Columbia South Carolina Real Estate ABC PhotoMany people do not understand some of the terms that come up during a real estate transaction. Whether it is contract or financing related, it is important to understand what you read, especially that which you sign. Hopefully, you may find this real estate glossary helpful in learning the "ABC's" of real estate.

 



Glossary Terms Defined:

0 - B | C - E | F -L | M - P | R - Z

Margin - The number of percentage points added to the index on a one-year adjustable rate mortgage (ARM). For example, if the index rate is 9 percent and the margin is 3 percent, then the fully indexed rate is 12 percent.

Maturity - The date on which the principal balance of a loan becomes due and payable.

Mortgage - A legal document that uses property as collateral to secure payment of a debt.

Mortgage banker - The lender that originates the mortgage loan; the one making the loan directly and closing the loan.

Mortgage broker - An individual or company that brings borrowers and lenders together for the purpose of loan origination. Unlike a mortgage banker, brokers do not fund the loan but work on behalf of several lenders. Brokers typically require a fee or a commission for their services. See broker premium.

Mortgage insurance - A policy that insures the lender against loss should the homeowner default on a mortgage. Depending on the loan, the insurance can be issued by a government agency such as the Federal Housing Administration (FHA) or a private company. It is part of the monthly mortgage payment. See also private mortgage insurance (PMI).

* **Provided information**:
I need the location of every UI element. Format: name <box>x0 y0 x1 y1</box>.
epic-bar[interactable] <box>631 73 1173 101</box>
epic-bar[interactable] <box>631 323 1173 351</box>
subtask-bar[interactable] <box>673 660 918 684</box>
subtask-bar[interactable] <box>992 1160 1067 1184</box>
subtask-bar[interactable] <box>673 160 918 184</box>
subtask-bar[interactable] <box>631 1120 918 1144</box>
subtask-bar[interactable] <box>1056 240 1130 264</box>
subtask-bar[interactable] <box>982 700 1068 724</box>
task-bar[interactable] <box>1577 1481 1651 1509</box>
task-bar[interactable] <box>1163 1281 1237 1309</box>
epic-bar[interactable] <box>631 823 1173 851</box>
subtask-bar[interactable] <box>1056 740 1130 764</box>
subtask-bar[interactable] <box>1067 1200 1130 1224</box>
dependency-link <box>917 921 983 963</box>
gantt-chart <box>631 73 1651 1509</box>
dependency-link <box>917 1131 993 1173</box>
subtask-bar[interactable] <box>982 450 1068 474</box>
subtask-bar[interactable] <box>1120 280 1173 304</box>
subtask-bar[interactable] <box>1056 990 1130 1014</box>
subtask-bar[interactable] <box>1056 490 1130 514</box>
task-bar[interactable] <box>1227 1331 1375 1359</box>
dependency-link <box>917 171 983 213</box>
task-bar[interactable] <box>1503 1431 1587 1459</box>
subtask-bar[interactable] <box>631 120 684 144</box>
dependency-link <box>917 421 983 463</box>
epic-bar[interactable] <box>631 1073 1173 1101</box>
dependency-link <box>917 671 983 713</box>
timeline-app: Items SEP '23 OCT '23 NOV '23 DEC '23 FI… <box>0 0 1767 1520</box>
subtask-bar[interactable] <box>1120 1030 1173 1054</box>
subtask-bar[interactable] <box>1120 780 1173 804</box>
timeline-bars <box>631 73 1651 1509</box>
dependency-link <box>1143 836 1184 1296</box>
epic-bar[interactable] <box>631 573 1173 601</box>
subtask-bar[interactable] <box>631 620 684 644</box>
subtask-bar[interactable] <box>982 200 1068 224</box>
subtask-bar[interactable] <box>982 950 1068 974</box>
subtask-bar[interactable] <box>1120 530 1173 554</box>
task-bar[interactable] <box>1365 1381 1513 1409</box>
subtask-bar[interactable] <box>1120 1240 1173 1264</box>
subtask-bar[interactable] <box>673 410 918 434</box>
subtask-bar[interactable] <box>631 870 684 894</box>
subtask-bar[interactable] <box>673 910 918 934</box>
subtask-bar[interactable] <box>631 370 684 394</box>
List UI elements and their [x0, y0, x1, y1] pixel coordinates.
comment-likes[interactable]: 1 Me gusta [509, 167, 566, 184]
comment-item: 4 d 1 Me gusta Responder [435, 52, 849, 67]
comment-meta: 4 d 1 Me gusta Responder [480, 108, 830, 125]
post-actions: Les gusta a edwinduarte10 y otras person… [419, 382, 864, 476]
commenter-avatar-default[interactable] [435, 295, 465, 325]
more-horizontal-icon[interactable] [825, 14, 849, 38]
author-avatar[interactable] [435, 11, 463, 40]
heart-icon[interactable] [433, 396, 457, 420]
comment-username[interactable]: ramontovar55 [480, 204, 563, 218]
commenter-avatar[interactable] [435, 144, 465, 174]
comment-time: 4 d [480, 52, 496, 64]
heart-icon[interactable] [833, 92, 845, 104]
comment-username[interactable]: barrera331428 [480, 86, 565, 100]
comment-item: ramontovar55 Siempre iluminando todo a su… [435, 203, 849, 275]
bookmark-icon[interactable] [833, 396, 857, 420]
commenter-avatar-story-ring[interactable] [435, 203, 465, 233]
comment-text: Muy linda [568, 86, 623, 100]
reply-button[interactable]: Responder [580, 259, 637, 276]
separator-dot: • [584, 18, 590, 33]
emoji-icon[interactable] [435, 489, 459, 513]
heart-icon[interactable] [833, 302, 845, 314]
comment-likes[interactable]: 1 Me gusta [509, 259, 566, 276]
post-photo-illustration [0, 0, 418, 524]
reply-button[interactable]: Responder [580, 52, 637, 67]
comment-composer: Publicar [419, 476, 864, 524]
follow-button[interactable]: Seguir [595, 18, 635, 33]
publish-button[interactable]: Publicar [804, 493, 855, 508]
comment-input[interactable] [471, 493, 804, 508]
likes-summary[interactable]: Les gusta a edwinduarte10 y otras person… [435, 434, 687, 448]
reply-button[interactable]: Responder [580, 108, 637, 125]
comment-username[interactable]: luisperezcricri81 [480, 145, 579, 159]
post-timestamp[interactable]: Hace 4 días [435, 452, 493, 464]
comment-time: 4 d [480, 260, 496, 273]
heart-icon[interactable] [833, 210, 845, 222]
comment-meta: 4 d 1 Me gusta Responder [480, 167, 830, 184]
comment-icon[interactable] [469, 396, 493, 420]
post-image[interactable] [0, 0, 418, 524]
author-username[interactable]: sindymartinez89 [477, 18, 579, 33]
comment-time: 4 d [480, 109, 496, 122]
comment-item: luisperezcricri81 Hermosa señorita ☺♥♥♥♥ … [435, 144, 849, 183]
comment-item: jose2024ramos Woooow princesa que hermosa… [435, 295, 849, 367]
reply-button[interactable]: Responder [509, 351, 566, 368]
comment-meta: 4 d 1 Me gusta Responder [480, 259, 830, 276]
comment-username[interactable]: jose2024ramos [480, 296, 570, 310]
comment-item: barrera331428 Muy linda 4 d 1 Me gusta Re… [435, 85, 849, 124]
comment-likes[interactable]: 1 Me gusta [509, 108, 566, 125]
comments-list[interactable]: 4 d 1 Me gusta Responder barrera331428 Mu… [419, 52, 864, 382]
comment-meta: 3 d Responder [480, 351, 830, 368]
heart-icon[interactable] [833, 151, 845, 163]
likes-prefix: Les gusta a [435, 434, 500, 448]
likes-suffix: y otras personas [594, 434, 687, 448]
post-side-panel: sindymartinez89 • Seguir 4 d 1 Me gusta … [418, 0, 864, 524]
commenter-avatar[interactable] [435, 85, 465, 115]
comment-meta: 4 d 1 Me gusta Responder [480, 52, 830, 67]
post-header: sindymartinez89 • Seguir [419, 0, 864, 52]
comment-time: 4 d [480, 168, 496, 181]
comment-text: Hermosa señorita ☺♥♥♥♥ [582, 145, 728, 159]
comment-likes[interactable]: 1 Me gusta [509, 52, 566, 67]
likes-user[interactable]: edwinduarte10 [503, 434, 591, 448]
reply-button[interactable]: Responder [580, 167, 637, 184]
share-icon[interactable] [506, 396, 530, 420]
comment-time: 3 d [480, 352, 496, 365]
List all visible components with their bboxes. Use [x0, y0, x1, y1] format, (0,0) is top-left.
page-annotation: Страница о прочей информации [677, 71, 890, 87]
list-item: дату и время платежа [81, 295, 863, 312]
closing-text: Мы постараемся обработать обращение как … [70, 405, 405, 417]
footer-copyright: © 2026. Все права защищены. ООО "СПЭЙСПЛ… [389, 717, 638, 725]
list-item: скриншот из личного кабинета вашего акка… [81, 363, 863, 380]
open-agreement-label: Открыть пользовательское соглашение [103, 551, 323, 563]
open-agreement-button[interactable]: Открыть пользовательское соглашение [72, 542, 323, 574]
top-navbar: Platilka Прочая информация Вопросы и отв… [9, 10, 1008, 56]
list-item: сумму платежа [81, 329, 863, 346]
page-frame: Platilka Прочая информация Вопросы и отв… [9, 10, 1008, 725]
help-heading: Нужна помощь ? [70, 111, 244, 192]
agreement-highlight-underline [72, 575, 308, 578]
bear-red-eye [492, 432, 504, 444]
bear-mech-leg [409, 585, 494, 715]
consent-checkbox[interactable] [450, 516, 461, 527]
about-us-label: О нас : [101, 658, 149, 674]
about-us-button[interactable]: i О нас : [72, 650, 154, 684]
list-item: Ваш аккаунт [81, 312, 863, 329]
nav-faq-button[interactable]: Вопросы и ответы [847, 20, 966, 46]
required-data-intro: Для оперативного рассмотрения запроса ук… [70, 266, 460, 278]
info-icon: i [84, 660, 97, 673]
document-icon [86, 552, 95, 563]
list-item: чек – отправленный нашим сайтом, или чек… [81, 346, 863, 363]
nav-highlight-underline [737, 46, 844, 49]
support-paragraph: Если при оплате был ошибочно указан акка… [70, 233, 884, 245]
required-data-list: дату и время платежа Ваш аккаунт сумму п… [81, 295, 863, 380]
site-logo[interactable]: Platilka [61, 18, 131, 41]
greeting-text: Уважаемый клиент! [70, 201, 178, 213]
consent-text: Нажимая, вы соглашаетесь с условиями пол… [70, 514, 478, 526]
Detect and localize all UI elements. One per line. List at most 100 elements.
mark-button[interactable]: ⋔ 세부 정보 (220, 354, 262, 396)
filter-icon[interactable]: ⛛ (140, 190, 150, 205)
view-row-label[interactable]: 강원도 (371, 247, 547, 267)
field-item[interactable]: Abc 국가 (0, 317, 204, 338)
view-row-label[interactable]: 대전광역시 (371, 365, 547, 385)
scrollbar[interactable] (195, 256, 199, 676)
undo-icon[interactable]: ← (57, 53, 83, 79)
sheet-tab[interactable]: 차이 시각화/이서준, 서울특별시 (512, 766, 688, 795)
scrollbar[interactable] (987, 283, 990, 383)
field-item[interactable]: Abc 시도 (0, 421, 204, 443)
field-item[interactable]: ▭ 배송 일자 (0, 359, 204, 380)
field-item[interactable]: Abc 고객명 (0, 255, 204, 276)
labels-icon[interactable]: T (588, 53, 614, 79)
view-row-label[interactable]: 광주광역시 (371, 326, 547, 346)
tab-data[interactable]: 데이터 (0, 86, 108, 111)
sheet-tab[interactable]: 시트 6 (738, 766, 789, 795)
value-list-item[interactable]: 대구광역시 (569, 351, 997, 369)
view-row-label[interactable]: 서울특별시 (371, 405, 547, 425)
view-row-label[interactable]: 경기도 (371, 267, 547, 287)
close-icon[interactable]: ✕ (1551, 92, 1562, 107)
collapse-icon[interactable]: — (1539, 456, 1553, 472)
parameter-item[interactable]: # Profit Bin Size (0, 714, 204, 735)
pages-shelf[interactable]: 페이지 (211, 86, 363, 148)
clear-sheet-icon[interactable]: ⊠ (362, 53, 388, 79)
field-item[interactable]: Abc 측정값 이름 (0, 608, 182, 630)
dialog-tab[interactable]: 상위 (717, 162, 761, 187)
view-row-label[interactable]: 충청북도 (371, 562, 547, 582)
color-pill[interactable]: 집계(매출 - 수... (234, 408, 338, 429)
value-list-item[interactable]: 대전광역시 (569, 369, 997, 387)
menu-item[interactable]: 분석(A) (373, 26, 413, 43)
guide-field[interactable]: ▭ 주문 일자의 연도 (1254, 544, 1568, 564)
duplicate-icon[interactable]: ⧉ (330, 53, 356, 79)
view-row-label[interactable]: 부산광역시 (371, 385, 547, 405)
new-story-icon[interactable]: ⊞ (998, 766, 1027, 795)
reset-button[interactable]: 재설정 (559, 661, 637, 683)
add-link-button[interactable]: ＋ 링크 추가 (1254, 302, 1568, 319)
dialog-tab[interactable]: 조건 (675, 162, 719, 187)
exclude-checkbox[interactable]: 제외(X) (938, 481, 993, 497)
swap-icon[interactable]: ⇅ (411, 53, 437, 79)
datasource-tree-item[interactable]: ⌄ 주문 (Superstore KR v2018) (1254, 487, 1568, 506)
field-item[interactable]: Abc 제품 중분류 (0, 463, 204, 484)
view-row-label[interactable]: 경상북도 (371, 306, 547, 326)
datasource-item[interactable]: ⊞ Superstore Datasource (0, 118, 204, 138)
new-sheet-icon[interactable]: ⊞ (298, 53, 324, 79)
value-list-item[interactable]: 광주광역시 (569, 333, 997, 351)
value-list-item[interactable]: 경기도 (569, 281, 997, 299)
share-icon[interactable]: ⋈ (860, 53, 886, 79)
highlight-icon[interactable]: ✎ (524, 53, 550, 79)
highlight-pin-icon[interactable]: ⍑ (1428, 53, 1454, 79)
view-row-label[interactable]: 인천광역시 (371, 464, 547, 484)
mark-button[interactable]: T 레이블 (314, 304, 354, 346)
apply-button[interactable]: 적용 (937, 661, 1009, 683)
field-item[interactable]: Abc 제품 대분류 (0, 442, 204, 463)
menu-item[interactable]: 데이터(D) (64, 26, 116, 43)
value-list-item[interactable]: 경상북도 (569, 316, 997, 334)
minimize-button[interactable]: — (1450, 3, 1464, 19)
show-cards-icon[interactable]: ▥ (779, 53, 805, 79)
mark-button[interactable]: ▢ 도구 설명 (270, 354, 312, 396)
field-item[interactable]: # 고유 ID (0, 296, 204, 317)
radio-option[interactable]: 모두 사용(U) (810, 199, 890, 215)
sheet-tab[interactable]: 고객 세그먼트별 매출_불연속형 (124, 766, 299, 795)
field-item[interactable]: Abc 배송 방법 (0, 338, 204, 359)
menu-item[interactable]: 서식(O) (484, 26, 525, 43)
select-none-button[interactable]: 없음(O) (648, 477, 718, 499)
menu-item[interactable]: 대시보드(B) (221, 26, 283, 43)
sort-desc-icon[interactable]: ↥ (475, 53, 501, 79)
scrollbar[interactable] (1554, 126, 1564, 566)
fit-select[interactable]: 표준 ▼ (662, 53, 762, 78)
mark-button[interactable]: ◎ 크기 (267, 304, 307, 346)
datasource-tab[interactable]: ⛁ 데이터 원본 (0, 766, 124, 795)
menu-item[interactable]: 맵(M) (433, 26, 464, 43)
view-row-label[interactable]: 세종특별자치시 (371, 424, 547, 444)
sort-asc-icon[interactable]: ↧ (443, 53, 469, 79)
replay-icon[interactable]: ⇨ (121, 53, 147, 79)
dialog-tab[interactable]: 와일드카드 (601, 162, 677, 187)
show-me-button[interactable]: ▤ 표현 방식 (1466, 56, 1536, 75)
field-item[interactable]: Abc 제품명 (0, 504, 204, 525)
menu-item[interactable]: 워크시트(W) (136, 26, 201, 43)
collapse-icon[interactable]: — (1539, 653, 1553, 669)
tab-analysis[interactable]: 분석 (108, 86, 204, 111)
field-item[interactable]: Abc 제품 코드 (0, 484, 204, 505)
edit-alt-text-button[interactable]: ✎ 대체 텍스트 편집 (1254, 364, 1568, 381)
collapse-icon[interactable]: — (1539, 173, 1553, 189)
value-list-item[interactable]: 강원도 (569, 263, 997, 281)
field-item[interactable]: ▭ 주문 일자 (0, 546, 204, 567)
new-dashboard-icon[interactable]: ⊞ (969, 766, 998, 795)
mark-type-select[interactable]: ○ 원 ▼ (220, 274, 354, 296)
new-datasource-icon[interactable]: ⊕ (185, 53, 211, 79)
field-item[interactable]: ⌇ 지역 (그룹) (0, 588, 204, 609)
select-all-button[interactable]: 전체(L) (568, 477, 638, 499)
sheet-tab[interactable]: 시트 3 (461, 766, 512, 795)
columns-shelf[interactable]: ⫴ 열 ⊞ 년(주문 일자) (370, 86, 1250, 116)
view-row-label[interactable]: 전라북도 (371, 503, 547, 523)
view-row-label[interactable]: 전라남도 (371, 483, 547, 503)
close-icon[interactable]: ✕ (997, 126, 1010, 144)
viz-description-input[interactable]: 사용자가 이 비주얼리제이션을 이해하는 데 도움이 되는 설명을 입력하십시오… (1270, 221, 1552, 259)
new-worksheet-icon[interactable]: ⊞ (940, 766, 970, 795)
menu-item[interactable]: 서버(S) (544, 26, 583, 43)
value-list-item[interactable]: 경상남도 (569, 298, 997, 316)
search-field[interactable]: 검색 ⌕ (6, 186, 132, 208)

* **List of tasks**:
[1] Print the stretch of the real estate glossary from "Maturity - The" through "closing the loan.".
[2] Summarize the real estate glossary in two sentences.
[3] Rewrite the real estate glossary entry that begins "Mortgage broker - An individual or company" as a bulleted list that keeps its main facts.

* **Responses by task**:
[1]
Maturity - The date on which the principal balance of a loan becomes due and payable.

Mortgage - A legal document that uses property as collateral to secure payment of a debt.

Mortgage banker - The lender that originates the mortgage loan; the one making the loan directly and closing the loan.

[2] The glossary is meant to help readers learn terms that come up in real estate transactions, because it is important to understand what you read and especially what you sign. This section defines margin, maturity, mortgage, mortgage banker, mortgage broker, and mortgage insurance.

[3]
- A mortgage broker is an individual or company that brings borrowers and lenders together to originate loans.
- Unlike a mortgage banker, a broker does not fund the loan.
- A broker works on behalf of several lenders.
- Brokers typically require a fee or commission.
- See also: broker premium.